Entries taken from a collection
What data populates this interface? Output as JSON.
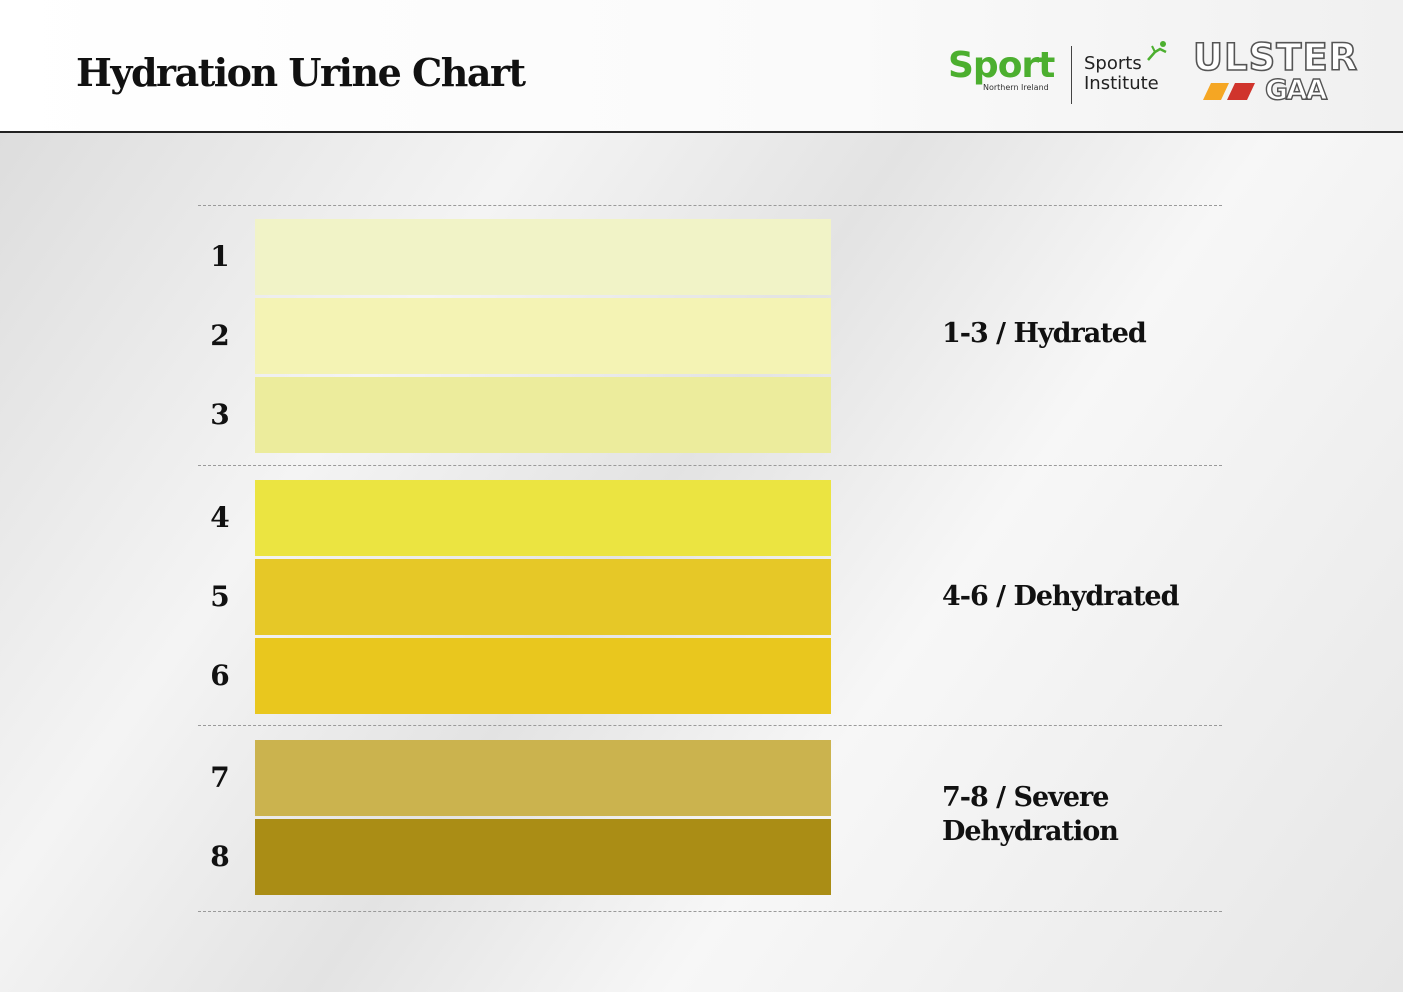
{
  "header": {
    "title": "Hydration Urine Chart",
    "logos": {
      "sport_word": "Sport",
      "sport_sub": "Northern Ireland",
      "institute_line1": "Sports",
      "institute_line2": "Institute",
      "ulster": "ULSTER",
      "gaa": "GAA"
    }
  },
  "levels": [
    {
      "label": "1",
      "color": "#f1f3c7"
    },
    {
      "label": "2",
      "color": "#f4f3b4"
    },
    {
      "label": "3",
      "color": "#ecec9c"
    },
    {
      "label": "4",
      "color": "#ebe441"
    },
    {
      "label": "5",
      "color": "#e6c827"
    },
    {
      "label": "6",
      "color": "#e9c71e"
    },
    {
      "label": "7",
      "color": "#cbb34e"
    },
    {
      "label": "8",
      "color": "#aa8d15"
    }
  ],
  "zones": [
    {
      "range": "1-3",
      "label": "Hydrated"
    },
    {
      "range": "4-6",
      "label": "Dehydrated"
    },
    {
      "range": "7-8",
      "label": "Severe",
      "label2": "Dehydration"
    }
  ],
  "brand_colors": {
    "sport_green": "#4caf2f",
    "gaa_yellow": "#f5a623",
    "gaa_red": "#d0342c"
  }
}
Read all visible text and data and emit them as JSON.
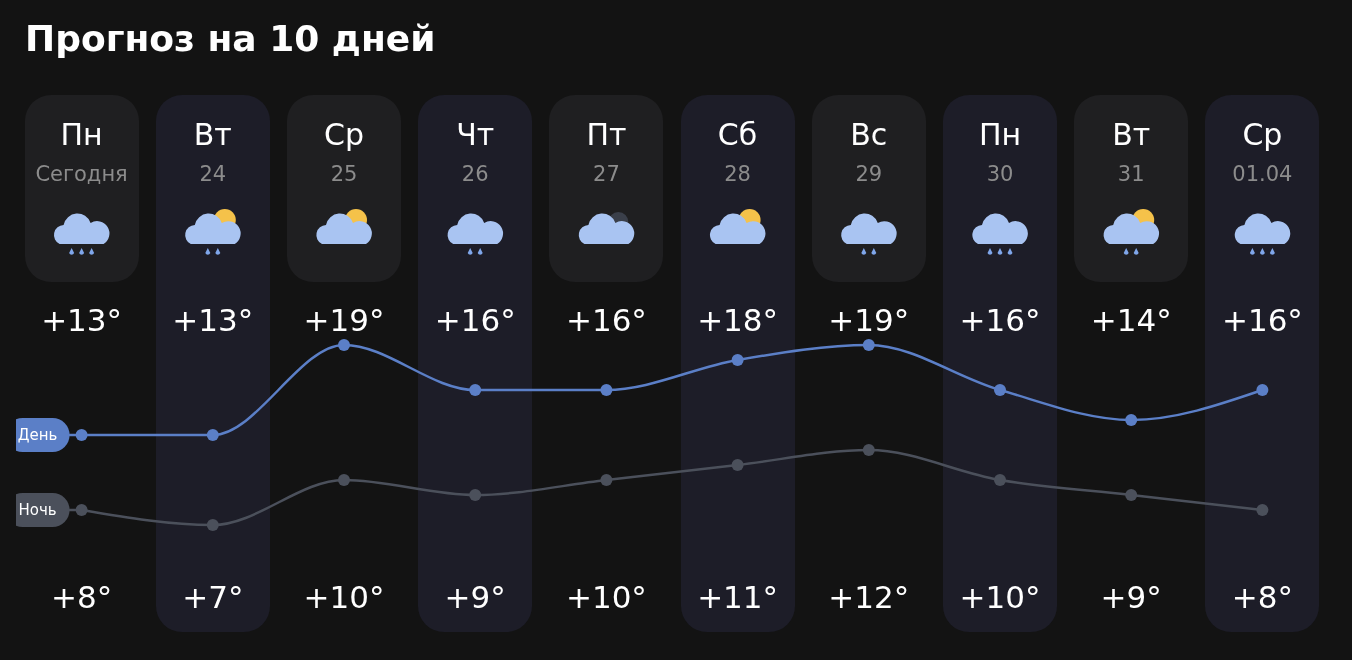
{
  "chart_data": {
    "type": "line",
    "title": "Прогноз на 10 дней",
    "categories": [
      "Пн Сегодня",
      "Вт 24",
      "Ср 25",
      "Чт 26",
      "Пт 27",
      "Сб 28",
      "Вс 29",
      "Пн 30",
      "Вт 31",
      "Ср 01.04"
    ],
    "marker": "circle",
    "line_style": "solid",
    "series": [
      {
        "name": "День",
        "color": "#5b7fc7",
        "values": [
          13,
          13,
          19,
          16,
          16,
          18,
          19,
          16,
          14,
          16
        ],
        "value_labels": [
          "+13°",
          "+13°",
          "+19°",
          "+16°",
          "+16°",
          "+18°",
          "+19°",
          "+16°",
          "+14°",
          "+16°"
        ]
      },
      {
        "name": "Ночь",
        "color": "#4b505b",
        "values": [
          8,
          7,
          10,
          9,
          10,
          11,
          12,
          10,
          9,
          8
        ],
        "value_labels": [
          "+8°",
          "+7°",
          "+10°",
          "+9°",
          "+10°",
          "+11°",
          "+12°",
          "+10°",
          "+9°",
          "+8°"
        ]
      }
    ]
  }
}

**TASK DIRECTIONS**
Exclude the pictures. Write out the remaining data exactly.

**EXPECTED ANSWER**
What data populates this interface? Output as JSON.
{
  "header": {
    "title": "Hydration Urine Chart",
    "logos": {
      "sport_word": "Sport",
      "sport_sub": "Northern Ireland",
      "institute_line1": "Sports",
      "institute_line2": "Institute",
      "ulster": "ULSTER",
      "gaa": "GAA"
    }
  },
  "levels": [
    {
      "label": "1",
      "color": "#f1f3c7"
    },
    {
      "label": "2",
      "color": "#f4f3b4"
    },
    {
      "label": "3",
      "color": "#ecec9c"
    },
    {
      "label": "4",
      "color": "#ebe441"
    },
    {
      "label": "5",
      "color": "#e6c827"
    },
    {
      "label": "6",
      "color": "#e9c71e"
    },
    {
      "label": "7",
      "color": "#cbb34e"
    },
    {
      "label": "8",
      "color": "#aa8d15"
    }
  ],
  "zones": [
    {
      "range": "1-3",
      "label": "Hydrated"
    },
    {
      "range": "4-6",
      "label": "Dehydrated"
    },
    {
      "range": "7-8",
      "label": "Severe",
      "label2": "Dehydration"
    }
  ],
  "brand_colors": {
    "sport_green": "#4caf2f",
    "gaa_yellow": "#f5a623",
    "gaa_red": "#d0342c"
  }
}
Read all visible text and data and emit them as JSON.
{
  "chart_data": {
    "type": "line",
    "title": "Прогноз на 10 дней",
    "categories": [
      "Пн Сегодня",
      "Вт 24",
      "Ср 25",
      "Чт 26",
      "Пт 27",
      "Сб 28",
      "Вс 29",
      "Пн 30",
      "Вт 31",
      "Ср 01.04"
    ],
    "marker": "circle",
    "line_style": "solid",
    "series": [
      {
        "name": "День",
        "color": "#5b7fc7",
        "values": [
          13,
          13,
          19,
          16,
          16,
          18,
          19,
          16,
          14,
          16
        ],
        "value_labels": [
          "+13°",
          "+13°",
          "+19°",
          "+16°",
          "+16°",
          "+18°",
          "+19°",
          "+16°",
          "+14°",
          "+16°"
        ]
      },
      {
        "name": "Ночь",
        "color": "#4b505b",
        "values": [
          8,
          7,
          10,
          9,
          10,
          11,
          12,
          10,
          9,
          8
        ],
        "value_labels": [
          "+8°",
          "+7°",
          "+10°",
          "+9°",
          "+10°",
          "+11°",
          "+12°",
          "+10°",
          "+9°",
          "+8°"
        ]
      }
    ]
  }
}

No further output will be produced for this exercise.